Skip to main content
Rift is a transformation layer that operates on your published dataset results. It runs in-browser using DuckDB, so transformations are instant and don’t touch your database.

What Rift can do

Group by

Group rows by one or more columns to create aggregated views. When you enable grouping on a column, other columns need an aggregation function.

Aggregate

Apply aggregation functions to columns. Available operations depend on the column type:
CategoryOperations
All typesCount, Count values, Count empty, Count unique, Percent empty, Percent non-empty
NumericSum, Average, Median, Min, Max, Variance
BooleanCount true, Count false, Percent true, Percent false
TextFirst, Last, Concat
Date/timeEarliest, Latest

Filter

Apply conditions to narrow the rows displayed. Filters support a wide range of modes:
CategoryModes
TextMatches, Contains, Not contains, Starts with, Ends with, Empty, Not empty, In, Not in
NumericEqual, Not equal, Greater than, Greater or equal, Less than, Less or equal, Between
BooleanIs true, Is false
DateEqual, Between, Relative (previous/current/next N hours/days/weeks/months/quarters/years)
Multiple filters can be combined with AND or OR logic.

Sort

Sort by any column in ascending or descending order. You can stack multiple sort criteria — they apply in priority order.

(Records from a dataset)
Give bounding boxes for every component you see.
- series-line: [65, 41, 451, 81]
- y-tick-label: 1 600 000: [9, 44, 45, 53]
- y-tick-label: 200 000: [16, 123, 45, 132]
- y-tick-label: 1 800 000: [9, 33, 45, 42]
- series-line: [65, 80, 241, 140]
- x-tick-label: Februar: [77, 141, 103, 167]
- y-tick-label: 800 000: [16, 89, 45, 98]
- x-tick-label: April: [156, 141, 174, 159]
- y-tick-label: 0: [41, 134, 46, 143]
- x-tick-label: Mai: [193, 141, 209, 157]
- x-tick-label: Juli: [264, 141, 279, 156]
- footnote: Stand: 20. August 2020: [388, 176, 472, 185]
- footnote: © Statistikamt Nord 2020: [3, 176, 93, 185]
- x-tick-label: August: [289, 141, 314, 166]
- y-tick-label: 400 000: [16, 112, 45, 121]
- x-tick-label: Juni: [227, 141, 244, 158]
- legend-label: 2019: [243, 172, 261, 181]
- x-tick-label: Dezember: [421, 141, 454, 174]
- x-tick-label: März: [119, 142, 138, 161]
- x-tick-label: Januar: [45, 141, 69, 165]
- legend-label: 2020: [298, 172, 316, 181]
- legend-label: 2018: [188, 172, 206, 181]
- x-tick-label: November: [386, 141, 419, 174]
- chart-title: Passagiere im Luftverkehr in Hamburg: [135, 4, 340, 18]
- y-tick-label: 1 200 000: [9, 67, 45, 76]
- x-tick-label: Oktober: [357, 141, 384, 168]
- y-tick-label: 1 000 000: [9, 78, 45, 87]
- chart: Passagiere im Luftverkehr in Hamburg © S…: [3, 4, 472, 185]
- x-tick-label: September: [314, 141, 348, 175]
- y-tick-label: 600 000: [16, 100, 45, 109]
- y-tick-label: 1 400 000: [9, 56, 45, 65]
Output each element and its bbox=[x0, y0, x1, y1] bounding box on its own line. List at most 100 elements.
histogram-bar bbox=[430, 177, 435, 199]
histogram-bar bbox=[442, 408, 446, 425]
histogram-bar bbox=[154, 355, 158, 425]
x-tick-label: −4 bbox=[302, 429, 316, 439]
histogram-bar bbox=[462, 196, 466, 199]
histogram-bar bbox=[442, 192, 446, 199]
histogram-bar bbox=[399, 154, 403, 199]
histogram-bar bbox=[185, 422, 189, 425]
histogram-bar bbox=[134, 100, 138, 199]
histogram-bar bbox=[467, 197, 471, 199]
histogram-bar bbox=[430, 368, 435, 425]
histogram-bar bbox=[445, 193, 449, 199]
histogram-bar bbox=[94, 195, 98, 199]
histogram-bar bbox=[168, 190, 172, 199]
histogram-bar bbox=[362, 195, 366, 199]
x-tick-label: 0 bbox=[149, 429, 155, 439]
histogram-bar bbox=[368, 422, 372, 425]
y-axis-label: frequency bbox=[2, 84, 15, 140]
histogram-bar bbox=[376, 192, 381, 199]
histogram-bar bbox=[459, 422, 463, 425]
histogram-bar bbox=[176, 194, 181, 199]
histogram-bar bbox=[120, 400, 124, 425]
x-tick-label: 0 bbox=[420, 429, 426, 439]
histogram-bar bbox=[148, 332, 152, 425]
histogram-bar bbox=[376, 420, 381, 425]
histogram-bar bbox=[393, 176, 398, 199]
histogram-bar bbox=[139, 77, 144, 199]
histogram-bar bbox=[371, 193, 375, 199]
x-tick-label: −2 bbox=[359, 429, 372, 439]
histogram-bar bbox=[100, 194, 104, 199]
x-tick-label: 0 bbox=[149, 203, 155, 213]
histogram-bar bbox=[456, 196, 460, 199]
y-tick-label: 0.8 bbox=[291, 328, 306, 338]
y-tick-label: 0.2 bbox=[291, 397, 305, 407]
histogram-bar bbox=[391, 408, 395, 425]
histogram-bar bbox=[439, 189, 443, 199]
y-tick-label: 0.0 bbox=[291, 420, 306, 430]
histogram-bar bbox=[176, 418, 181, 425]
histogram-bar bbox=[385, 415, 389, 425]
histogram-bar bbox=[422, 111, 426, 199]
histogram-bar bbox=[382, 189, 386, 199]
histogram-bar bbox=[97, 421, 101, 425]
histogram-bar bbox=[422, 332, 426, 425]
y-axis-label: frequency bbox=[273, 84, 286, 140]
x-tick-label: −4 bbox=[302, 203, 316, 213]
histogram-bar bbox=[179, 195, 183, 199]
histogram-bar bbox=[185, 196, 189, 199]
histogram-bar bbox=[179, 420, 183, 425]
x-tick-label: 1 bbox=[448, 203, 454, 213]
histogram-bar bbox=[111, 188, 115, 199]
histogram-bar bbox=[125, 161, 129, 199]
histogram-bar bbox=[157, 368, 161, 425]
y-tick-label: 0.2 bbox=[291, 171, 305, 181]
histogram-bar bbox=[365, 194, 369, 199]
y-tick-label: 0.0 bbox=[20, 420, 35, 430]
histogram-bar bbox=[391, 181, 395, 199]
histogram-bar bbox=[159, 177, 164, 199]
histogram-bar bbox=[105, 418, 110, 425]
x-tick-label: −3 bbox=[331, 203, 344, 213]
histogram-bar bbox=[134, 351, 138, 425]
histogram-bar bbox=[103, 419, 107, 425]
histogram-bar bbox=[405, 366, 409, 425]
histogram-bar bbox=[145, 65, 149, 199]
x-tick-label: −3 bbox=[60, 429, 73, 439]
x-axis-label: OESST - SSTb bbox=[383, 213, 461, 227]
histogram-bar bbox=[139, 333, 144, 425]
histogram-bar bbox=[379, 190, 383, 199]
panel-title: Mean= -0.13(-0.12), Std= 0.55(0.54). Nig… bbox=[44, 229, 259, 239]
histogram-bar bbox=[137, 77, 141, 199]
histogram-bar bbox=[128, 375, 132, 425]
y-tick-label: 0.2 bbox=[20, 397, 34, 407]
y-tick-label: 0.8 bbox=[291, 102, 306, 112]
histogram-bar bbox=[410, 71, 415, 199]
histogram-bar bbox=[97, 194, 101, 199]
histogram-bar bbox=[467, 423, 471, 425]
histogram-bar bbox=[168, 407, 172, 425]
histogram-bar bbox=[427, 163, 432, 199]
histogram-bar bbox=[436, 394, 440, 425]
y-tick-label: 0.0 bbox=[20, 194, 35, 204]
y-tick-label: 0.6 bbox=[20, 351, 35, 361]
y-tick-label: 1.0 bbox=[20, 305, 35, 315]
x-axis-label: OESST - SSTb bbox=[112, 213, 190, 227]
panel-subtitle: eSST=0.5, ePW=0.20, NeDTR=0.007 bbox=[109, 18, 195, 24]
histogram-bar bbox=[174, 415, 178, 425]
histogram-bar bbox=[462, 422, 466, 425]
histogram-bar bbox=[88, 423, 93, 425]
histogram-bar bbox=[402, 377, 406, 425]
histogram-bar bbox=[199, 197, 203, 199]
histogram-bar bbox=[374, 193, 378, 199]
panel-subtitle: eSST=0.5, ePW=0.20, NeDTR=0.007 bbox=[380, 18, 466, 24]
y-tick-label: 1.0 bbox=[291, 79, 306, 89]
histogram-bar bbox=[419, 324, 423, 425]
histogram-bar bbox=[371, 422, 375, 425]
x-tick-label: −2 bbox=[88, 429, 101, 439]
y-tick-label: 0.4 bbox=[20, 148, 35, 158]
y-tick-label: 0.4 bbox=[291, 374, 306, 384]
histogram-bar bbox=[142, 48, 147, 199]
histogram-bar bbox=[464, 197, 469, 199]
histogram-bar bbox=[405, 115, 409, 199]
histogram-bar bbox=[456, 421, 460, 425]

INSTRUCTIONS FOR THE TASK: Resume the Rift documentation right after its last sentence, the one about stacking sort criteria. The listing has no connection to the text.

RESPONSE TO THE TASK:
Hide columns

Toggle column visibility to hide columns you don’t need in the current visualization. Hidden columns are still available if you re-enable them later.

Row limit

Cap the number of rows returned. Useful for top-N views or limiting large datasets.

Where Rift is used

  • Dataset results panel — apply Rift to shape how you see your data in the table.
  • Charts on boards — each chart (block) has its own Rift configuration, so the same dataset can power multiple charts with different groupings and filters.
  • Chart-specific Rift — graphs can have an additional Rift layer for shaping data specifically for the visualization. See Chart Rift.

Rift vs. SQL

Rift doesn’t replace SQL — it complements it. Use SQL for complex joins, CTEs, and transformations that need to run on your database. Use Rift for the “last mile” shaping: grouping, filtering, and sorting the already-published results. Because Rift runs in-browser on DuckDB, changes are instant and don’t consume database resources.